## GOAL OF THE EXERCISE
Return all lines below containing the word "September".

## ENTRIES PROVIDED
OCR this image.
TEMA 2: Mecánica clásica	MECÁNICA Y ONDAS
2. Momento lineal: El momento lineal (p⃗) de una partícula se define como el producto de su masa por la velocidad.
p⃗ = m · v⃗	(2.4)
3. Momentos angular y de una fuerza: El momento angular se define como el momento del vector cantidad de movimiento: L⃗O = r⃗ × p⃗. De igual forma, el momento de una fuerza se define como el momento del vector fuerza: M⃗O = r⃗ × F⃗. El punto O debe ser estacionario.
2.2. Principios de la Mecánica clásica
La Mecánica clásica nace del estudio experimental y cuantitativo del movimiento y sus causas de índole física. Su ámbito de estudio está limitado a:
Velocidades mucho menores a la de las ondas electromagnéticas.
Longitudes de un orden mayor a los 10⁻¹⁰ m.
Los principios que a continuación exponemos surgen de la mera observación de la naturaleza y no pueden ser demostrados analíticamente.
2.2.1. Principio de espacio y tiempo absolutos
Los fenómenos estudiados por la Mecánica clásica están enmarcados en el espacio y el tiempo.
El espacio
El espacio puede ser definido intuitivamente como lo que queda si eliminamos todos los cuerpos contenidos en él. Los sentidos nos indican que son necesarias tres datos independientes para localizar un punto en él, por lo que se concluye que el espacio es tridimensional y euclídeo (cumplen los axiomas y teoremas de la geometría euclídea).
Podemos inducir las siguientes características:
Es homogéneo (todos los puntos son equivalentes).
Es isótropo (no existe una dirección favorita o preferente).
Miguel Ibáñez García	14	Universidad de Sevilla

...

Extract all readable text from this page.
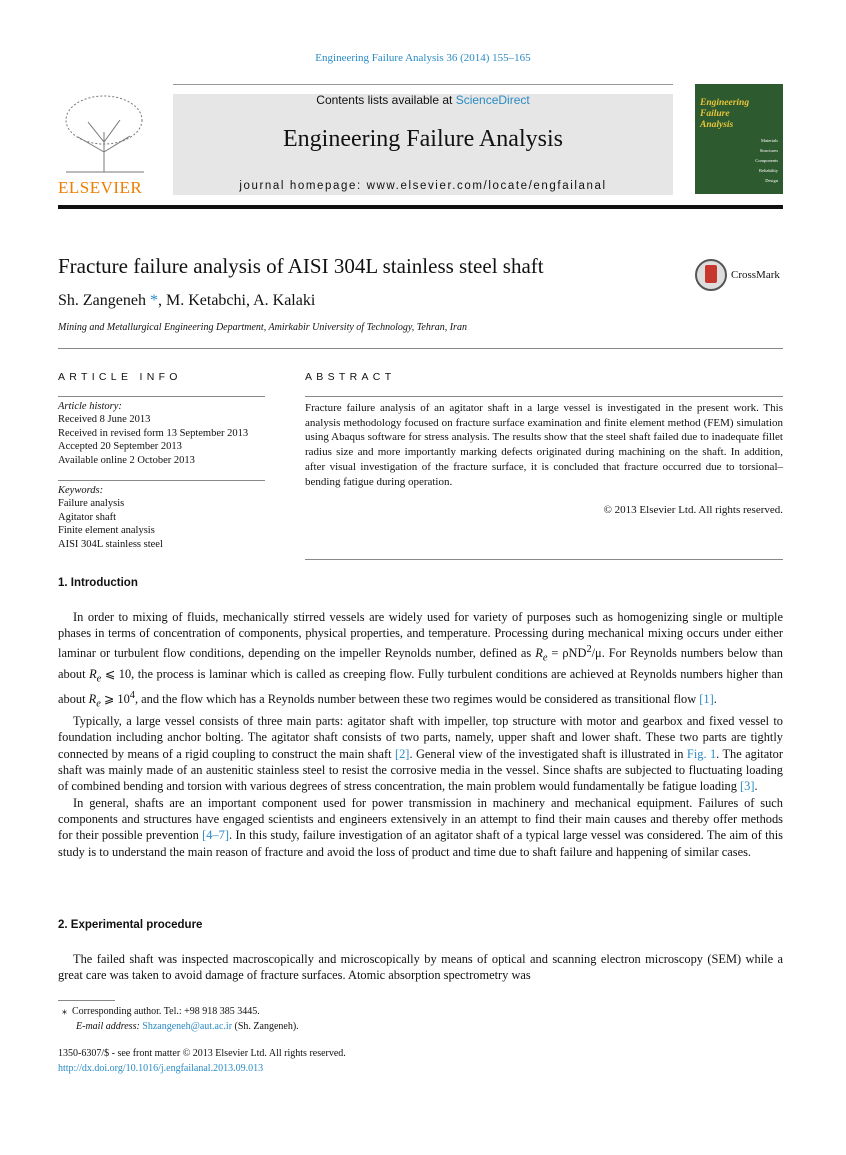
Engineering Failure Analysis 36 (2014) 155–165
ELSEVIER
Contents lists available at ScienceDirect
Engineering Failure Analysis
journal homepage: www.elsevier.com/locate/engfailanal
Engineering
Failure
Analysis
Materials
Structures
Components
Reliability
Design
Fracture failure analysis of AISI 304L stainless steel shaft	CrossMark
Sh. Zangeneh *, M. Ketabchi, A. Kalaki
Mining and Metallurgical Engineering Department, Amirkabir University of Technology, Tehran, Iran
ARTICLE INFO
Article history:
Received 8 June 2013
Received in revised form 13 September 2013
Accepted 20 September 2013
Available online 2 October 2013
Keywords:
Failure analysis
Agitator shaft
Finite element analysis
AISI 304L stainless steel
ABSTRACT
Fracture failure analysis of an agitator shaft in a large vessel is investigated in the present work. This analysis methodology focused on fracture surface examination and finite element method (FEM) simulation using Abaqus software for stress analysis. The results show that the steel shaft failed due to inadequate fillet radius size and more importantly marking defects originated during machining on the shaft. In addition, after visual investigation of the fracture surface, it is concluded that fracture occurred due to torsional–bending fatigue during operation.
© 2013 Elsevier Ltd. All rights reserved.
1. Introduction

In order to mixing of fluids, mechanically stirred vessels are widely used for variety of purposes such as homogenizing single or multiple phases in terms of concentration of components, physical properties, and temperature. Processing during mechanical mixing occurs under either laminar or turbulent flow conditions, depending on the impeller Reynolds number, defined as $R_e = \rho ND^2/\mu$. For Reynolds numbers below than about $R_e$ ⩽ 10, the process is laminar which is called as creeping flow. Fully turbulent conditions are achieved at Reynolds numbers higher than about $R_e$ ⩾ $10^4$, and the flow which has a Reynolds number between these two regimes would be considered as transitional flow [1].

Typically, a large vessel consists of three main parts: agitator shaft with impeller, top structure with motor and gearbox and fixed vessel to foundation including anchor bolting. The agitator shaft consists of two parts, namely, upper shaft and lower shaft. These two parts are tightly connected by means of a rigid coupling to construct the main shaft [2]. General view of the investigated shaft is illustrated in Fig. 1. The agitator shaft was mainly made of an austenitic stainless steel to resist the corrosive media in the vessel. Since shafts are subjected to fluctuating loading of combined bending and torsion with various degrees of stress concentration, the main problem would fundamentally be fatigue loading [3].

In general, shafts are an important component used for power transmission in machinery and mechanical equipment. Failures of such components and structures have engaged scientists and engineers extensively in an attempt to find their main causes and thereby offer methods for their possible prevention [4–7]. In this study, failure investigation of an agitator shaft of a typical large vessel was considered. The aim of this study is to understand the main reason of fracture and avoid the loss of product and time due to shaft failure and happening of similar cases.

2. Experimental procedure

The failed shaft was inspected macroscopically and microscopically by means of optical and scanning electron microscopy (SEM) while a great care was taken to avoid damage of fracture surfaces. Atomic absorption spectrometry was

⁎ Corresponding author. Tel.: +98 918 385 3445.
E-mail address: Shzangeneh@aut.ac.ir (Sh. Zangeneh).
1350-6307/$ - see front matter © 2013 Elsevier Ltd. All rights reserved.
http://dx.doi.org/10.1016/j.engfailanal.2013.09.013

## RESPONSE
Received in revised form 13 September 2013
Accepted 20 September 2013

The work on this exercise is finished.